Begin Available records

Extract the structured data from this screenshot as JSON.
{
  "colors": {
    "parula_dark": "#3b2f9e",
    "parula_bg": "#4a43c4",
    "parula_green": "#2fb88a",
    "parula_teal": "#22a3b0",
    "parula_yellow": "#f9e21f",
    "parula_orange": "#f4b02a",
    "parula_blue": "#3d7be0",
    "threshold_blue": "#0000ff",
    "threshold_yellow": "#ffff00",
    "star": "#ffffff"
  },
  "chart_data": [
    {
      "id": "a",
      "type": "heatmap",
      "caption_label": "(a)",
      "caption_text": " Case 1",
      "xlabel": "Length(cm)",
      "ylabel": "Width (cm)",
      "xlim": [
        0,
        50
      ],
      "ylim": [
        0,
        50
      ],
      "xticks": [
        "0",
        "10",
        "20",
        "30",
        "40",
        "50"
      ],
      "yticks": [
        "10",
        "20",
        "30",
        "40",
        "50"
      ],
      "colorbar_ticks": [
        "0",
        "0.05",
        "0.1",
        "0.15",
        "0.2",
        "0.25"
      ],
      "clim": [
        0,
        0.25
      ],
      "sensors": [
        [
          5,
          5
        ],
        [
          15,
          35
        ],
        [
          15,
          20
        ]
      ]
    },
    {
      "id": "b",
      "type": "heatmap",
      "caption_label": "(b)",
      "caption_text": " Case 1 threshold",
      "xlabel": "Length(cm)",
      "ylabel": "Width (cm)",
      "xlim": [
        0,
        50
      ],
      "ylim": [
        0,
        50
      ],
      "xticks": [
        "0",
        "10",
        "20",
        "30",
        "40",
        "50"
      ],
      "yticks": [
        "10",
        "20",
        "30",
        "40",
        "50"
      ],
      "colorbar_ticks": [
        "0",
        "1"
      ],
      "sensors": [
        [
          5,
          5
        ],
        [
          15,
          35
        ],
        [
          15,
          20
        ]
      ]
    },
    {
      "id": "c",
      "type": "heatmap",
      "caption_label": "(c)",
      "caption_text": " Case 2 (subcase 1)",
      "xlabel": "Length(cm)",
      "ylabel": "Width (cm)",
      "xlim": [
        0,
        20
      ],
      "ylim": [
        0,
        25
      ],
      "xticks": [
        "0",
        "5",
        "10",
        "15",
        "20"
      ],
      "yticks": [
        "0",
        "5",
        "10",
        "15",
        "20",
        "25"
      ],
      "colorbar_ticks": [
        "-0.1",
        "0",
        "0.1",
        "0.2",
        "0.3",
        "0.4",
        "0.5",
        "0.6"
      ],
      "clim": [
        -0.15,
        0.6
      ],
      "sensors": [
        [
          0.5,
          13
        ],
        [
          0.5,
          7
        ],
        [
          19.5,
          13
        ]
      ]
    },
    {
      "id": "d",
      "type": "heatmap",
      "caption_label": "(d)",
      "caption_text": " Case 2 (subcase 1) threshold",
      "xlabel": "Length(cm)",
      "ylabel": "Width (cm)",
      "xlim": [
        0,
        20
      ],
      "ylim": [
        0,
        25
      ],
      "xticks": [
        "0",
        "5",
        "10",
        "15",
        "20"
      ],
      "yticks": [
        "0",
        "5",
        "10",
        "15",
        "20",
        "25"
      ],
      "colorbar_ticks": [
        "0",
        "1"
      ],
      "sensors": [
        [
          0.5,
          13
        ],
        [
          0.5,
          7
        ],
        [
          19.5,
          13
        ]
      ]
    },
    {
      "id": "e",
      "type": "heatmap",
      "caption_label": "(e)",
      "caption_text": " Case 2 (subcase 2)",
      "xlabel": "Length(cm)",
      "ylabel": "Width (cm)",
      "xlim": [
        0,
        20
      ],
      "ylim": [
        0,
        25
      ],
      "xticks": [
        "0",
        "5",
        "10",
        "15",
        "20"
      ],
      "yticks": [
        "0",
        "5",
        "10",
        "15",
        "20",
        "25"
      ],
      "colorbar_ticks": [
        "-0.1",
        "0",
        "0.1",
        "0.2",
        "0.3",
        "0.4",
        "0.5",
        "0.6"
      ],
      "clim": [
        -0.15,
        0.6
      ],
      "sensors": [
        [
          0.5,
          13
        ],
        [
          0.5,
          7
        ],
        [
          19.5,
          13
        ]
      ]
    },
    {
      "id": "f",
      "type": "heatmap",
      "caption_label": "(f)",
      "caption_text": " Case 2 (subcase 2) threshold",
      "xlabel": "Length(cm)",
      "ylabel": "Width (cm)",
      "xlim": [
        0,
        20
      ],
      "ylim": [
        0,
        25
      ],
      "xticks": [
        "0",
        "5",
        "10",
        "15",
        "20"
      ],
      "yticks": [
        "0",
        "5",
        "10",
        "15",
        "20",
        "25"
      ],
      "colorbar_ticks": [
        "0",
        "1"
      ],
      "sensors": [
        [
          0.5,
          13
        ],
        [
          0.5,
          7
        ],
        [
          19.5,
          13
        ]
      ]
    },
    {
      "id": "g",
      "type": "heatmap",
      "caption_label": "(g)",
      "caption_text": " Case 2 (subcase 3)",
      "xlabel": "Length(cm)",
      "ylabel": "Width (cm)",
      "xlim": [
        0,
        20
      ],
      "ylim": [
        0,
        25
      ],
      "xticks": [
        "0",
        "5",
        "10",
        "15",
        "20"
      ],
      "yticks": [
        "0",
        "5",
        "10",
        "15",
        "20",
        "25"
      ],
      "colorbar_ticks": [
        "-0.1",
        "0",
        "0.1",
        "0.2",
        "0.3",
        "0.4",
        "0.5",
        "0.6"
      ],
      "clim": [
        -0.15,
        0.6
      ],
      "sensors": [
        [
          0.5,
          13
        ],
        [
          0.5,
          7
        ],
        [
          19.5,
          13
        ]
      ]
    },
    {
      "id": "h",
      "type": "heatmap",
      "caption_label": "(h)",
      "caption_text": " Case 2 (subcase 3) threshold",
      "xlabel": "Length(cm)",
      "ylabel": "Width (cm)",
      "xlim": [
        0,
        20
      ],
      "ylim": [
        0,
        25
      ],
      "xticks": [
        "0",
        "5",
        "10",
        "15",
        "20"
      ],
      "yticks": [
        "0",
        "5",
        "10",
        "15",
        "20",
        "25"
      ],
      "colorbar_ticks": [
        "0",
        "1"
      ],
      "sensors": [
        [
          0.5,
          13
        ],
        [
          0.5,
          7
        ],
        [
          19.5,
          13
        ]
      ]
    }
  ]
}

End Available records

### What to do
Above are some records; repeat all of them exactly.

### Full response
Extract the structured data from this screenshot as JSON.
{
  "colors": {
    "parula_dark": "#3b2f9e",
    "parula_bg": "#4a43c4",
    "parula_green": "#2fb88a",
    "parula_teal": "#22a3b0",
    "parula_yellow": "#f9e21f",
    "parula_orange": "#f4b02a",
    "parula_blue": "#3d7be0",
    "threshold_blue": "#0000ff",
    "threshold_yellow": "#ffff00",
    "star": "#ffffff"
  },
  "chart_data": [
    {
      "id": "a",
      "type": "heatmap",
      "caption_label": "(a)",
      "caption_text": " Case 1",
      "xlabel": "Length(cm)",
      "ylabel": "Width (cm)",
      "xlim": [
        0,
        50
      ],
      "ylim": [
        0,
        50
      ],
      "xticks": [
        "0",
        "10",
        "20",
        "30",
        "40",
        "50"
      ],
      "yticks": [
        "10",
        "20",
        "30",
        "40",
        "50"
      ],
      "colorbar_ticks": [
        "0",
        "0.05",
        "0.1",
        "0.15",
        "0.2",
        "0.25"
      ],
      "clim": [
        0,
        0.25
      ],
      "sensors": [
        [
          5,
          5
        ],
        [
          15,
          35
        ],
        [
          15,
          20
        ]
      ]
    },
    {
      "id": "b",
      "type": "heatmap",
      "caption_label": "(b)",
      "caption_text": " Case 1 threshold",
      "xlabel": "Length(cm)",
      "ylabel": "Width (cm)",
      "xlim": [
        0,
        50
      ],
      "ylim": [
        0,
        50
      ],
      "xticks": [
        "0",
        "10",
        "20",
        "30",
        "40",
        "50"
      ],
      "yticks": [
        "10",
        "20",
        "30",
        "40",
        "50"
      ],
      "colorbar_ticks": [
        "0",
        "1"
      ],
      "sensors": [
        [
          5,
          5
        ],
        [
          15,
          35
        ],
        [
          15,
          20
        ]
      ]
    },
    {
      "id": "c",
      "type": "heatmap",
      "caption_label": "(c)",
      "caption_text": " Case 2 (subcase 1)",
      "xlabel": "Length(cm)",
      "ylabel": "Width (cm)",
      "xlim": [
        0,
        20
      ],
      "ylim": [
        0,
        25
      ],
      "xticks": [
        "0",
        "5",
        "10",
        "15",
        "20"
      ],
      "yticks": [
        "0",
        "5",
        "10",
        "15",
        "20",
        "25"
      ],
      "colorbar_ticks": [
        "-0.1",
        "0",
        "0.1",
        "0.2",
        "0.3",
        "0.4",
        "0.5",
        "0.6"
      ],
      "clim": [
        -0.15,
        0.6
      ],
      "sensors": [
        [
          0.5,
          13
        ],
        [
          0.5,
          7
        ],
        [
          19.5,
          13
        ]
      ]
    },
    {
      "id": "d",
      "type": "heatmap",
      "caption_label": "(d)",
      "caption_text": " Case 2 (subcase 1) threshold",
      "xlabel": "Length(cm)",
      "ylabel": "Width (cm)",
      "xlim": [
        0,
        20
      ],
      "ylim": [
        0,
        25
      ],
      "xticks": [
        "0",
        "5",
        "10",
        "15",
        "20"
      ],
      "yticks": [
        "0",
        "5",
        "10",
        "15",
        "20",
        "25"
      ],
      "colorbar_ticks": [
        "0",
        "1"
      ],
      "sensors": [
        [
          0.5,
          13
        ],
        [
          0.5,
          7
        ],
        [
          19.5,
          13
        ]
      ]
    },
    {
      "id": "e",
      "type": "heatmap",
      "caption_label": "(e)",
      "caption_text": " Case 2 (subcase 2)",
      "xlabel": "Length(cm)",
      "ylabel": "Width (cm)",
      "xlim": [
        0,
        20
      ],
      "ylim": [
        0,
        25
      ],
      "xticks": [
        "0",
        "5",
        "10",
        "15",
        "20"
      ],
      "yticks": [
        "0",
        "5",
        "10",
        "15",
        "20",
        "25"
      ],
      "colorbar_ticks": [
        "-0.1",
        "0",
        "0.1",
        "0.2",
        "0.3",
        "0.4",
        "0.5",
        "0.6"
      ],
      "clim": [
        -0.15,
        0.6
      ],
      "sensors": [
        [
          0.5,
          13
        ],
        [
          0.5,
          7
        ],
        [
          19.5,
          13
        ]
      ]
    },
    {
      "id": "f",
      "type": "heatmap",
      "caption_label": "(f)",
      "caption_text": " Case 2 (subcase 2) threshold",
      "xlabel": "Length(cm)",
      "ylabel": "Width (cm)",
      "xlim": [
        0,
        20
      ],
      "ylim": [
        0,
        25
      ],
      "xticks": [
        "0",
        "5",
        "10",
        "15",
        "20"
      ],
      "yticks": [
        "0",
        "5",
        "10",
        "15",
        "20",
        "25"
      ],
      "colorbar_ticks": [
        "0",
        "1"
      ],
      "sensors": [
        [
          0.5,
          13
        ],
        [
          0.5,
          7
        ],
        [
          19.5,
          13
        ]
      ]
    },
    {
      "id": "g",
      "type": "heatmap",
      "caption_label": "(g)",
      "caption_text": " Case 2 (subcase 3)",
      "xlabel": "Length(cm)",
      "ylabel": "Width (cm)",
      "xlim": [
        0,
        20
      ],
      "ylim": [
        0,
        25
      ],
      "xticks": [
        "0",
        "5",
        "10",
        "15",
        "20"
      ],
      "yticks": [
        "0",
        "5",
        "10",
        "15",
        "20",
        "25"
      ],
      "colorbar_ticks": [
        "-0.1",
        "0",
        "0.1",
        "0.2",
        "0.3",
        "0.4",
        "0.5",
        "0.6"
      ],
      "clim": [
        -0.15,
        0.6
      ],
      "sensors": [
        [
          0.5,
          13
        ],
        [
          0.5,
          7
        ],
        [
          19.5,
          13
        ]
      ]
    },
    {
      "id": "h",
      "type": "heatmap",
      "caption_label": "(h)",
      "caption_text": " Case 2 (subcase 3) threshold",
      "xlabel": "Length(cm)",
      "ylabel": "Width (cm)",
      "xlim": [
        0,
        20
      ],
      "ylim": [
        0,
        25
      ],
      "xticks": [
        "0",
        "5",
        "10",
        "15",
        "20"
      ],
      "yticks": [
        "0",
        "5",
        "10",
        "15",
        "20",
        "25"
      ],
      "colorbar_ticks": [
        "0",
        "1"
      ],
      "sensors": [
        [
          0.5,
          13
        ],
        [
          0.5,
          7
        ],
        [
          19.5,
          13
        ]
      ]
    }
  ]
}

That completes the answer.